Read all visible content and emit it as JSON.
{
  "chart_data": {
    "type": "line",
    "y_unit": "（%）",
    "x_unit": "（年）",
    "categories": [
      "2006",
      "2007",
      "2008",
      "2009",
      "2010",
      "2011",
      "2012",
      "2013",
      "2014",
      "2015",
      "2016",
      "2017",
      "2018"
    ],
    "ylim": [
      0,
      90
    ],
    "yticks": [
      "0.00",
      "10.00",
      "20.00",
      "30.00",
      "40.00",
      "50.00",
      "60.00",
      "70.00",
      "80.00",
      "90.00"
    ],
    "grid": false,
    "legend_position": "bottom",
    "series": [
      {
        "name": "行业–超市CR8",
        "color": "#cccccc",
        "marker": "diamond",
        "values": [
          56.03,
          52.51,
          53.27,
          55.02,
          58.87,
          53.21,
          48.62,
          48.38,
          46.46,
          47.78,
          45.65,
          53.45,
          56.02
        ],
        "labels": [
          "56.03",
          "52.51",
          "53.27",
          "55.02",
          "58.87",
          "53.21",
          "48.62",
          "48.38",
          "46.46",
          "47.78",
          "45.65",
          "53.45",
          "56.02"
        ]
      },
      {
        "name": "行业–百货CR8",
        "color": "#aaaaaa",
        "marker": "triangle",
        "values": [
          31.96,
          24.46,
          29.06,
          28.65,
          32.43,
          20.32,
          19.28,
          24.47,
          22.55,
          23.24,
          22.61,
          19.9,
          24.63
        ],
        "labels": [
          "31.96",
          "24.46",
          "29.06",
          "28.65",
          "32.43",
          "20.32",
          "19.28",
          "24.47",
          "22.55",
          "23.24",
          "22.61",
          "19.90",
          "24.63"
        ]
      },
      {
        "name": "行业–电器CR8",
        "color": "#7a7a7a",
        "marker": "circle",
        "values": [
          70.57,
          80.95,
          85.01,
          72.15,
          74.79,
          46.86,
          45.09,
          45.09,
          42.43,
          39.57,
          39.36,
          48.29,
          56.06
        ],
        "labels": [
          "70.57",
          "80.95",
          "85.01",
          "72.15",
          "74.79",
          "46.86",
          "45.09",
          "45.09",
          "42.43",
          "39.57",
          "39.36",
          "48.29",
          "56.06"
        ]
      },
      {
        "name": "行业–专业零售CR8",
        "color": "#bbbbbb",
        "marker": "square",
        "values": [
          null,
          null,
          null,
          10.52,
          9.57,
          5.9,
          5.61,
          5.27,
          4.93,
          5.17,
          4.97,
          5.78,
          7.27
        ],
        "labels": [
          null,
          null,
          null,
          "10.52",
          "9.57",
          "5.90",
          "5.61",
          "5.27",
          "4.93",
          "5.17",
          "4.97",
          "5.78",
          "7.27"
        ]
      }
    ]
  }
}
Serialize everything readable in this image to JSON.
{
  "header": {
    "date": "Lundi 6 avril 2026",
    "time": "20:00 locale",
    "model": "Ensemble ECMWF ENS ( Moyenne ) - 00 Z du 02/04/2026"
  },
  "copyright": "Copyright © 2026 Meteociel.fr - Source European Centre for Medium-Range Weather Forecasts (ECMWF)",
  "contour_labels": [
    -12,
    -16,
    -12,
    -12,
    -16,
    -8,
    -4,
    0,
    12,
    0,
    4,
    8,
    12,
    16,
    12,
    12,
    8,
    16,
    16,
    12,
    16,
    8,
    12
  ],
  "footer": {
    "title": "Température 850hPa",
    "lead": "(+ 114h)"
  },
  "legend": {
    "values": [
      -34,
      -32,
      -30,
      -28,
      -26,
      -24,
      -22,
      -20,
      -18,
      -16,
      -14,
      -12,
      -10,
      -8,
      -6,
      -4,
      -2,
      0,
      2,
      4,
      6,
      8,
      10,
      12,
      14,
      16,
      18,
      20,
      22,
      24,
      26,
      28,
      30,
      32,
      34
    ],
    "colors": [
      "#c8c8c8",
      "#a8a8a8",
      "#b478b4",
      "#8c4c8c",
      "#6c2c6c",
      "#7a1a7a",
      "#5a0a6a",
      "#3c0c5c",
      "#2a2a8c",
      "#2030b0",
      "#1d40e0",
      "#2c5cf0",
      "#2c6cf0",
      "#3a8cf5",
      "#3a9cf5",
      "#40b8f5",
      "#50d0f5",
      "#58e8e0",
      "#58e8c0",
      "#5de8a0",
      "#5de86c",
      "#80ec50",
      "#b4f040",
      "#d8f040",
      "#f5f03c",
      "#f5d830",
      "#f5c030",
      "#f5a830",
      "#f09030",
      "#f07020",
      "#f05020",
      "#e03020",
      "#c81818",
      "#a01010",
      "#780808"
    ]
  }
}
○ ○ ○ ○
### OBJECTIVE
Copy out all of the records above with nothing altered.

### RESULT BELOW
Read all visible content and emit it as JSON.
{
  "chart_data": {
    "type": "line",
    "y_unit": "（%）",
    "x_unit": "（年）",
    "categories": [
      "2006",
      "2007",
      "2008",
      "2009",
      "2010",
      "2011",
      "2012",
      "2013",
      "2014",
      "2015",
      "2016",
      "2017",
      "2018"
    ],
    "ylim": [
      0,
      90
    ],
    "yticks": [
      "0.00",
      "10.00",
      "20.00",
      "30.00",
      "40.00",
      "50.00",
      "60.00",
      "70.00",
      "80.00",
      "90.00"
    ],
    "grid": false,
    "legend_position": "bottom",
    "series": [
      {
        "name": "行业–超市CR8",
        "color": "#cccccc",
        "marker": "diamond",
        "values": [
          56.03,
          52.51,
          53.27,
          55.02,
          58.87,
          53.21,
          48.62,
          48.38,
          46.46,
          47.78,
          45.65,
          53.45,
          56.02
        ],
        "labels": [
          "56.03",
          "52.51",
          "53.27",
          "55.02",
          "58.87",
          "53.21",
          "48.62",
          "48.38",
          "46.46",
          "47.78",
          "45.65",
          "53.45",
          "56.02"
        ]
      },
      {
        "name": "行业–百货CR8",
        "color": "#aaaaaa",
        "marker": "triangle",
        "values": [
          31.96,
          24.46,
          29.06,
          28.65,
          32.43,
          20.32,
          19.28,
          24.47,
          22.55,
          23.24,
          22.61,
          19.9,
          24.63
        ],
        "labels": [
          "31.96",
          "24.46",
          "29.06",
          "28.65",
          "32.43",
          "20.32",
          "19.28",
          "24.47",
          "22.55",
          "23.24",
          "22.61",
          "19.90",
          "24.63"
        ]
      },
      {
        "name": "行业–电器CR8",
        "color": "#7a7a7a",
        "marker": "circle",
        "values": [
          70.57,
          80.95,
          85.01,
          72.15,
          74.79,
          46.86,
          45.09,
          45.09,
          42.43,
          39.57,
          39.36,
          48.29,
          56.06
        ],
        "labels": [
          "70.57",
          "80.95",
          "85.01",
          "72.15",
          "74.79",
          "46.86",
          "45.09",
          "45.09",
          "42.43",
          "39.57",
          "39.36",
          "48.29",
          "56.06"
        ]
      },
      {
        "name": "行业–专业零售CR8",
        "color": "#bbbbbb",
        "marker": "square",
        "values": [
          null,
          null,
          null,
          10.52,
          9.57,
          5.9,
          5.61,
          5.27,
          4.93,
          5.17,
          4.97,
          5.78,
          7.27
        ],
        "labels": [
          null,
          null,
          null,
          "10.52",
          "9.57",
          "5.90",
          "5.61",
          "5.27",
          "4.93",
          "5.17",
          "4.97",
          "5.78",
          "7.27"
        ]
      }
    ]
  }
}
Serialize everything readable in this image to JSON.
{
  "header": {
    "date": "Lundi 6 avril 2026",
    "time": "20:00 locale",
    "model": "Ensemble ECMWF ENS ( Moyenne ) - 00 Z du 02/04/2026"
  },
  "copyright": "Copyright © 2026 Meteociel.fr - Source European Centre for Medium-Range Weather Forecasts (ECMWF)",
  "contour_labels": [
    -12,
    -16,
    -12,
    -12,
    -16,
    -8,
    -4,
    0,
    12,
    0,
    4,
    8,
    12,
    16,
    12,
    12,
    8,
    16,
    16,
    12,
    16,
    8,
    12
  ],
  "footer": {
    "title": "Température 850hPa",
    "lead": "(+ 114h)"
  },
  "legend": {
    "values": [
      -34,
      -32,
      -30,
      -28,
      -26,
      -24,
      -22,
      -20,
      -18,
      -16,
      -14,
      -12,
      -10,
      -8,
      -6,
      -4,
      -2,
      0,
      2,
      4,
      6,
      8,
      10,
      12,
      14,
      16,
      18,
      20,
      22,
      24,
      26,
      28,
      30,
      32,
      34
    ],
    "colors": [
      "#c8c8c8",
      "#a8a8a8",
      "#b478b4",
      "#8c4c8c",
      "#6c2c6c",
      "#7a1a7a",
      "#5a0a6a",
      "#3c0c5c",
      "#2a2a8c",
      "#2030b0",
      "#1d40e0",
      "#2c5cf0",
      "#2c6cf0",
      "#3a8cf5",
      "#3a9cf5",
      "#40b8f5",
      "#50d0f5",
      "#58e8e0",
      "#58e8c0",
      "#5de8a0",
      "#5de86c",
      "#80ec50",
      "#b4f040",
      "#d8f040",
      "#f5f03c",
      "#f5d830",
      "#f5c030",
      "#f5a830",
      "#f09030",
      "#f07020",
      "#f05020",
      "#e03020",
      "#c81818",
      "#a01010",
      "#780808"
    ]
  }
}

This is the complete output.